>>
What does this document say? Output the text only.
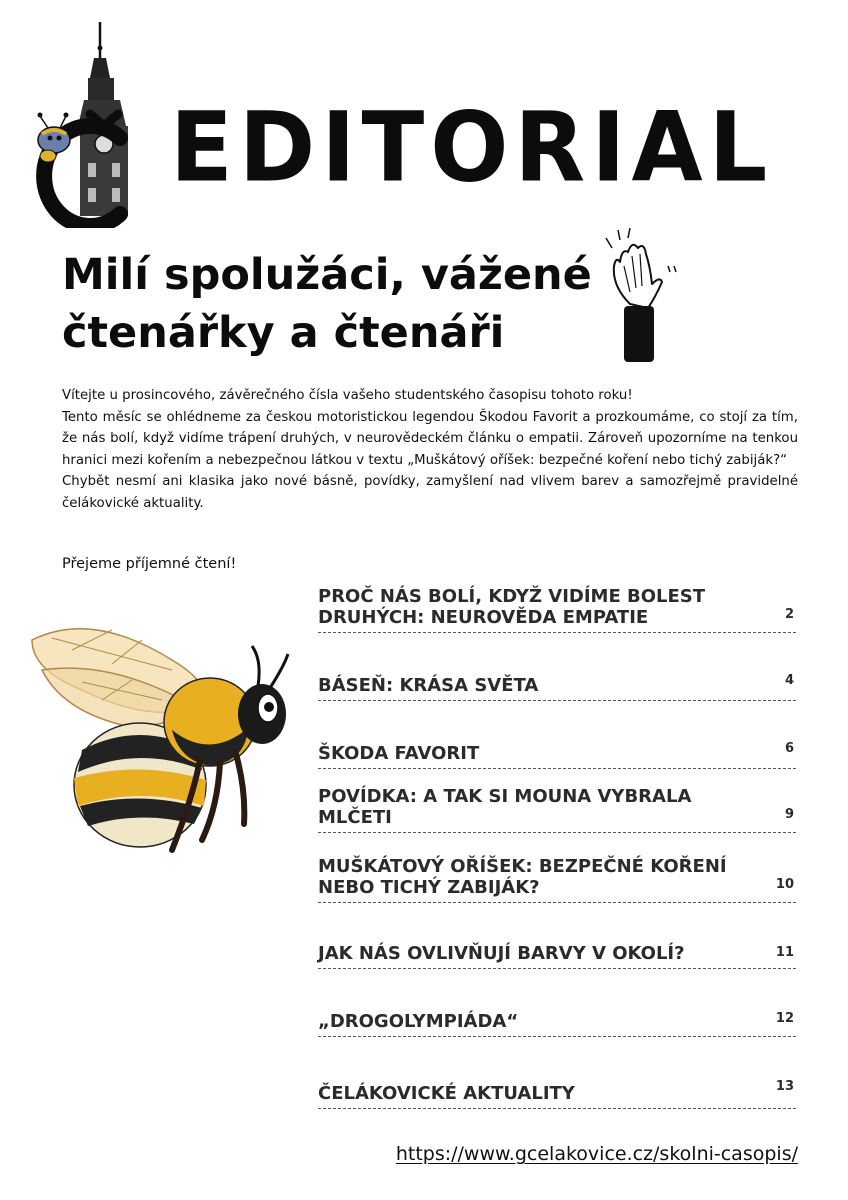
EDITORIAL
Milí spolužáci, vážené
čtenářky a čtenáři

Vítejte u prosincového, závěrečného čísla vašeho studentského časopisu tohoto roku!

Tento měsíc se ohlédneme za českou motoristickou legendou Škodou Favorit a prozkoumáme, co stojí za tím, že nás bolí, když vidíme trápení druhých, v neurovědeckém článku o empatii. Zároveň upozorníme na tenkou hranici mezi kořením a nebezpečnou látkou v textu „Muškátový oříšek: bezpečné koření nebo tichý zabiják?“

Chybět nesmí ani klasika jako nové básně, povídky, zamyšlení nad vlivem barev a samozřejmě pravidelné čelákovické aktuality.

Přejeme příjemné čtení!
PROČ NÁS BOLÍ, KDYŽ VIDÍME BOLEST DRUHÝCH: NEUROVĚDA EMPATIE	2
BÁSEŇ: KRÁSA SVĚTA	4
ŠKODA FAVORIT	6
POVÍDKA: A TAK SI MOUNA VYBRALA MLČETI	9
MUŠKÁTOVÝ OŘÍŠEK: BEZPEČNÉ KOŘENÍ NEBO TICHÝ ZABIJÁK?	10
JAK NÁS OVLIVŇUJÍ BARVY V OKOLÍ?	11
„DROGOLYMPIÁDA“	12
ČELÁKOVICKÉ AKTUALITY	13
https://www.gcelakovice.cz/skolni-casopis/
<<
What to do:
Return each line from the material above exactly, but not the pictures.

Finished exercise:
What does this document say? Output the text only.
EDITORIAL
Milí spolužáci, vážené
čtenářky a čtenáři

Vítejte u prosincového, závěrečného čísla vašeho studentského časopisu tohoto roku!

Tento měsíc se ohlédneme za českou motoristickou legendou Škodou Favorit a prozkoumáme, co stojí za tím, že nás bolí, když vidíme trápení druhých, v neurovědeckém článku o empatii. Zároveň upozorníme na tenkou hranici mezi kořením a nebezpečnou látkou v textu „Muškátový oříšek: bezpečné koření nebo tichý zabiják?“

Chybět nesmí ani klasika jako nové básně, povídky, zamyšlení nad vlivem barev a samozřejmě pravidelné čelákovické aktuality.

Přejeme příjemné čtení!
PROČ NÁS BOLÍ, KDYŽ VIDÍME BOLEST DRUHÝCH: NEUROVĚDA EMPATIE	2
BÁSEŇ: KRÁSA SVĚTA	4
ŠKODA FAVORIT	6
POVÍDKA: A TAK SI MOUNA VYBRALA MLČETI	9
MUŠKÁTOVÝ OŘÍŠEK: BEZPEČNÉ KOŘENÍ NEBO TICHÝ ZABIJÁK?	10
JAK NÁS OVLIVŇUJÍ BARVY V OKOLÍ?	11
„DROGOLYMPIÁDA“	12
ČELÁKOVICKÉ AKTUALITY	13
https://www.gcelakovice.cz/skolni-casopis/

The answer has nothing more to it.